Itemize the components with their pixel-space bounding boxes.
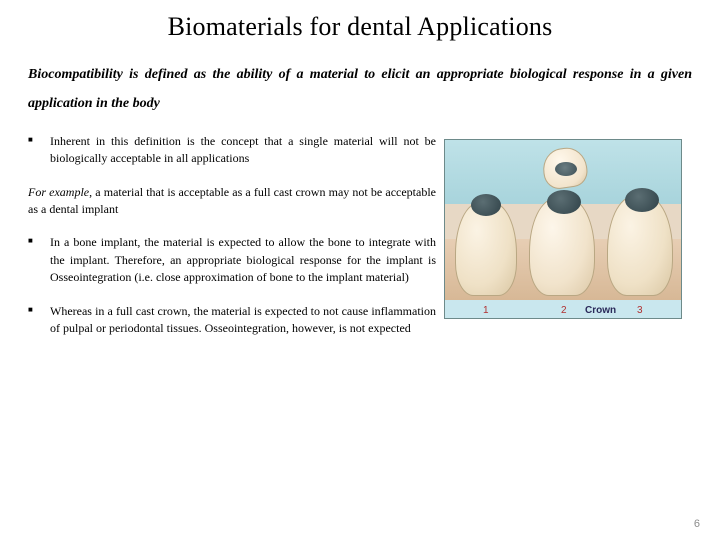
cavity-3 <box>625 188 659 212</box>
crown-figure: 1 2 3 Crown <box>444 139 682 319</box>
left-column: Inherent in this definition is the conce… <box>28 133 436 354</box>
crown-cap-underside <box>555 162 577 176</box>
figure-number-2: 2 <box>561 305 567 316</box>
example-rest: , a material that is acceptable as a ful… <box>28 185 436 216</box>
example-lead: For example <box>28 185 89 199</box>
bullet-item: Whereas in a full cast crown, the materi… <box>28 303 436 338</box>
bullet-list: Inherent in this definition is the conce… <box>28 133 436 168</box>
figure-number-3: 3 <box>637 305 643 316</box>
right-column: 1 2 3 Crown <box>444 133 682 354</box>
cavity-2 <box>547 190 581 214</box>
cavity-1 <box>471 194 501 216</box>
content-columns: Inherent in this definition is the conce… <box>28 133 692 354</box>
page-number: 6 <box>694 518 700 530</box>
figure-crown-label: Crown <box>585 305 616 316</box>
example-paragraph: For example, a material that is acceptab… <box>28 184 436 219</box>
tooth-1 <box>455 202 517 296</box>
bullet-item: Inherent in this definition is the conce… <box>28 133 436 168</box>
figure-number-1: 1 <box>483 305 489 316</box>
page-title: Biomaterials for dental Applications <box>28 12 692 42</box>
bullet-item: In a bone implant, the material is expec… <box>28 234 436 286</box>
definition-text: Biocompatibility is defined as the abili… <box>28 60 692 119</box>
bullet-list-2: In a bone implant, the material is expec… <box>28 234 436 337</box>
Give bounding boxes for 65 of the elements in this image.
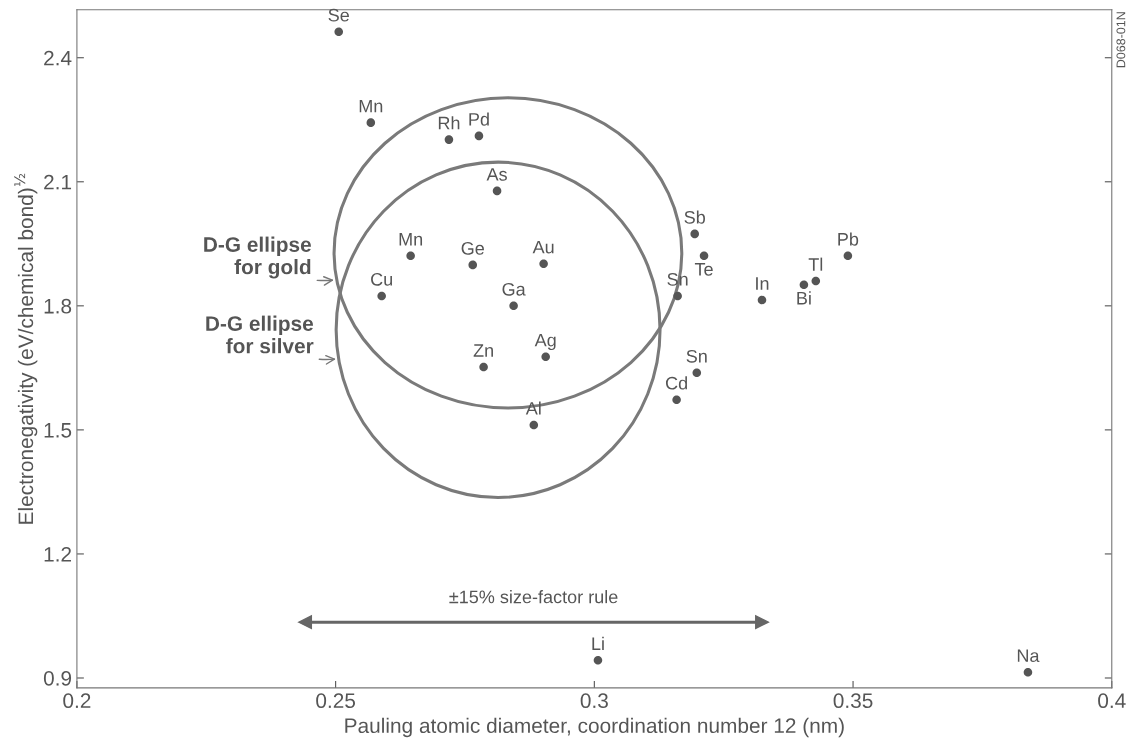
data-label: Te xyxy=(694,263,713,276)
y-tick-label: 0.9 xyxy=(43,670,72,686)
point xyxy=(843,251,853,261)
point xyxy=(444,135,454,144)
x-tick-label: 0.2 xyxy=(63,693,91,709)
annotation: D-G ellipse for silver xyxy=(206,315,314,354)
point xyxy=(474,131,484,141)
point xyxy=(298,615,313,630)
point xyxy=(672,395,681,404)
y-tick-label: 2.4 xyxy=(44,50,72,66)
data-label: Ga xyxy=(502,282,526,296)
text: D068-01N xyxy=(1116,12,1126,68)
point xyxy=(1023,667,1033,677)
annotation: D-G ellipse for gold xyxy=(204,236,311,279)
data-label: Mn xyxy=(399,233,423,246)
point xyxy=(334,27,344,36)
y-axis-title: Electronegativity (eV/chemical bond)$^{½}$ xyxy=(14,173,38,524)
data-label: Mn xyxy=(359,99,383,113)
data-label: Li xyxy=(592,636,604,650)
data-label: Sn xyxy=(686,349,707,363)
series-label: ±15% size-factor rule xyxy=(449,590,618,604)
point xyxy=(406,251,415,261)
point xyxy=(479,362,488,372)
point xyxy=(811,276,821,286)
y-tick-label: 1.5 xyxy=(44,423,72,438)
x-axis-title: Pauling atomic diameter, coordination number 12 (nm) xyxy=(345,717,844,738)
data-label: Se xyxy=(328,8,349,22)
point xyxy=(690,229,699,239)
data-label: Ag xyxy=(534,333,556,351)
x-tick-label: 0.4 xyxy=(1098,693,1126,709)
point xyxy=(509,301,518,311)
data-label: Na xyxy=(1017,649,1040,663)
data-label: Sb xyxy=(684,210,706,224)
data-label: Bi xyxy=(797,291,811,305)
point xyxy=(755,615,769,630)
point xyxy=(377,291,386,301)
point xyxy=(539,259,548,268)
point xyxy=(757,295,767,305)
x-tick-label: 0.3 xyxy=(580,693,608,709)
point xyxy=(492,186,502,196)
data-label: Cu xyxy=(371,272,393,286)
y-tick-label: 2.1 xyxy=(44,174,72,190)
data-label: Rh xyxy=(438,116,460,130)
point xyxy=(366,118,376,127)
data-label: Pd xyxy=(469,112,489,126)
point xyxy=(673,291,682,301)
point xyxy=(692,368,702,378)
data-label: Pb xyxy=(838,232,859,246)
data-label: As xyxy=(486,168,507,181)
point xyxy=(468,260,478,270)
data-label: Ge xyxy=(461,241,484,255)
y-tick-label: 1.2 xyxy=(44,546,71,562)
data-label: Tl xyxy=(808,257,823,271)
x-tick-label: 0.35 xyxy=(833,693,873,709)
data-label: In xyxy=(756,277,769,290)
point xyxy=(699,251,709,261)
point xyxy=(541,352,550,361)
point xyxy=(799,280,809,290)
data-label: Zn xyxy=(473,344,493,357)
x-tick-label: 0.25 xyxy=(316,693,356,709)
point xyxy=(529,420,539,430)
point xyxy=(593,655,603,665)
data-label: Cd xyxy=(665,376,687,390)
data-label: Au xyxy=(532,240,554,254)
y-tick-label: 1.8 xyxy=(44,298,72,314)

==============================

Problem statement: Reproduce every line above word for word, omitting the pictures.

Answer to this problem:
Itemize the components with their pixel-space bounding boxes.
cavity-3 <box>625 188 659 212</box>
crown-figure: 1 2 3 Crown <box>444 139 682 319</box>
left-column: Inherent in this definition is the conce… <box>28 133 436 354</box>
crown-cap-underside <box>555 162 577 176</box>
figure-number-2: 2 <box>561 305 567 316</box>
example-rest: , a material that is acceptable as a ful… <box>28 185 436 216</box>
example-lead: For example <box>28 185 89 199</box>
bullet-item: Whereas in a full cast crown, the materi… <box>28 303 436 338</box>
bullet-list: Inherent in this definition is the conce… <box>28 133 436 168</box>
figure-number-3: 3 <box>637 305 643 316</box>
right-column: 1 2 3 Crown <box>444 133 682 354</box>
cavity-2 <box>547 190 581 214</box>
cavity-1 <box>471 194 501 216</box>
content-columns: Inherent in this definition is the conce… <box>28 133 692 354</box>
page-number: 6 <box>694 518 700 530</box>
figure-crown-label: Crown <box>585 305 616 316</box>
example-paragraph: For example, a material that is acceptab… <box>28 184 436 219</box>
tooth-1 <box>455 202 517 296</box>
bullet-item: Inherent in this definition is the conce… <box>28 133 436 168</box>
figure-number-1: 1 <box>483 305 489 316</box>
page-title: Biomaterials for dental Applications <box>28 12 692 42</box>
bullet-item: In a bone implant, the material is expec… <box>28 234 436 286</box>
definition-text: Biocompatibility is defined as the abili… <box>28 60 692 119</box>
bullet-list-2: In a bone implant, the material is expec… <box>28 234 436 337</box>
Give bounding boxes for 65 of the elements in this image.
data-label: Te xyxy=(694,263,713,276)
y-tick-label: 0.9 xyxy=(43,670,72,686)
point xyxy=(843,251,853,261)
point xyxy=(444,135,454,144)
x-tick-label: 0.2 xyxy=(63,693,91,709)
annotation: D-G ellipse for silver xyxy=(206,315,314,354)
point xyxy=(474,131,484,141)
point xyxy=(298,615,313,630)
point xyxy=(672,395,681,404)
y-tick-label: 2.4 xyxy=(44,50,72,66)
data-label: Ga xyxy=(502,282,526,296)
text: D068-01N xyxy=(1116,12,1126,68)
point xyxy=(1023,667,1033,677)
annotation: D-G ellipse for gold xyxy=(204,236,311,279)
data-label: Mn xyxy=(399,233,423,246)
point xyxy=(334,27,344,36)
y-axis-title: Electronegativity (eV/chemical bond)$^{½}$ xyxy=(14,173,38,524)
data-label: Mn xyxy=(359,99,383,113)
data-label: Li xyxy=(592,636,604,650)
data-label: Sn xyxy=(686,349,707,363)
series-label: ±15% size-factor rule xyxy=(449,590,618,604)
point xyxy=(406,251,415,261)
point xyxy=(479,362,488,372)
point xyxy=(811,276,821,286)
y-tick-label: 1.5 xyxy=(44,423,72,438)
x-axis-title: Pauling atomic diameter, coordination number 12 (nm) xyxy=(345,717,844,738)
data-label: Se xyxy=(328,8,349,22)
point xyxy=(690,229,699,239)
data-label: Ag xyxy=(534,333,556,351)
x-tick-label: 0.4 xyxy=(1098,693,1126,709)
point xyxy=(509,301,518,311)
data-label: Na xyxy=(1017,649,1040,663)
data-label: Sb xyxy=(684,210,706,224)
data-label: Bi xyxy=(797,291,811,305)
point xyxy=(755,615,769,630)
point xyxy=(377,291,386,301)
point xyxy=(539,259,548,268)
point xyxy=(757,295,767,305)
x-tick-label: 0.3 xyxy=(580,693,608,709)
point xyxy=(492,186,502,196)
data-label: Cu xyxy=(371,272,393,286)
y-tick-label: 2.1 xyxy=(44,174,72,190)
data-label: Rh xyxy=(438,116,460,130)
point xyxy=(366,118,376,127)
data-label: Pd xyxy=(469,112,489,126)
point xyxy=(673,291,682,301)
point xyxy=(692,368,702,378)
data-label: Pb xyxy=(838,232,859,246)
data-label: As xyxy=(486,168,507,181)
point xyxy=(468,260,478,270)
data-label: Ge xyxy=(461,241,484,255)
y-tick-label: 1.2 xyxy=(44,546,71,562)
data-label: Tl xyxy=(808,257,823,271)
x-tick-label: 0.35 xyxy=(833,693,873,709)
data-label: In xyxy=(756,277,769,290)
point xyxy=(699,251,709,261)
point xyxy=(541,352,550,361)
point xyxy=(799,280,809,290)
data-label: Zn xyxy=(473,344,493,357)
x-tick-label: 0.25 xyxy=(316,693,356,709)
point xyxy=(529,420,539,430)
point xyxy=(593,655,603,665)
data-label: Cd xyxy=(665,376,687,390)
data-label: Au xyxy=(532,240,554,254)
y-tick-label: 1.8 xyxy=(44,298,72,314)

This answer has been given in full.